_The task_: Exactly as written, please set down all of the entries again, with no pictures.

_Extracted entries_:
..........

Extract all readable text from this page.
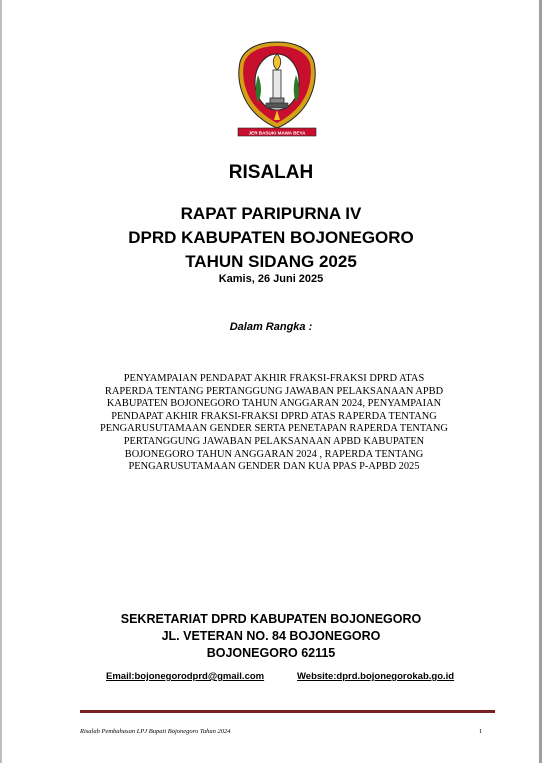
JER BASUKI MAWA BEYA
RISALAH
RAPAT PARIPURNA IV
DPRD KABUPATEN BOJONEGORO
TAHUN SIDANG 2025
Kamis, 26 Juni 2025
Dalam Rangka :
PENYAMPAIAN PENDAPAT AKHIR FRAKSI-FRAKSI DPRD ATAS
RAPERDA TENTANG PERTANGGUNG JAWABAN PELAKSANAAN APBD
KABUPATEN BOJONEGORO TAHUN ANGGARAN 2024, PENYAMPAIAN
PENDAPAT AKHIR FRAKSI-FRAKSI DPRD ATAS RAPERDA TENTANG
PENGARUSUTAMAAN GENDER SERTA PENETAPAN RAPERDA TENTANG
PERTANGGUNG JAWABAN PELAKSANAAN APBD KABUPATEN
BOJONEGORO TAHUN ANGGARAN 2024 , RAPERDA TENTANG
PENGARUSUTAMAAN GENDER DAN KUA PPAS P-APBD 2025
SEKRETARIAT DPRD KABUPATEN BOJONEGORO
JL. VETERAN NO. 84 BOJONEGORO
BOJONEGORO 62115
Email:bojonegorodprd@gmail.com	Website:dprd.bojonegorokab.go.id
Risalah Pembahasan LPJ Bupati Bojonegoro Tahun 2024	1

..........

_The result_:
Extract all readable text from this page.
JER BASUKI MAWA BEYA
RISALAH
RAPAT PARIPURNA IV
DPRD KABUPATEN BOJONEGORO
TAHUN SIDANG 2025
Kamis, 26 Juni 2025
Dalam Rangka :
PENYAMPAIAN PENDAPAT AKHIR FRAKSI-FRAKSI DPRD ATAS
RAPERDA TENTANG PERTANGGUNG JAWABAN PELAKSANAAN APBD
KABUPATEN BOJONEGORO TAHUN ANGGARAN 2024, PENYAMPAIAN
PENDAPAT AKHIR FRAKSI-FRAKSI DPRD ATAS RAPERDA TENTANG
PENGARUSUTAMAAN GENDER SERTA PENETAPAN RAPERDA TENTANG
PERTANGGUNG JAWABAN PELAKSANAAN APBD KABUPATEN
BOJONEGORO TAHUN ANGGARAN 2024 , RAPERDA TENTANG
PENGARUSUTAMAAN GENDER DAN KUA PPAS P-APBD 2025
SEKRETARIAT DPRD KABUPATEN BOJONEGORO
JL. VETERAN NO. 84 BOJONEGORO
BOJONEGORO 62115
Email:bojonegorodprd@gmail.com	Website:dprd.bojonegorokab.go.id
Risalah Pembahasan LPJ Bupati Bojonegoro Tahun 2024	1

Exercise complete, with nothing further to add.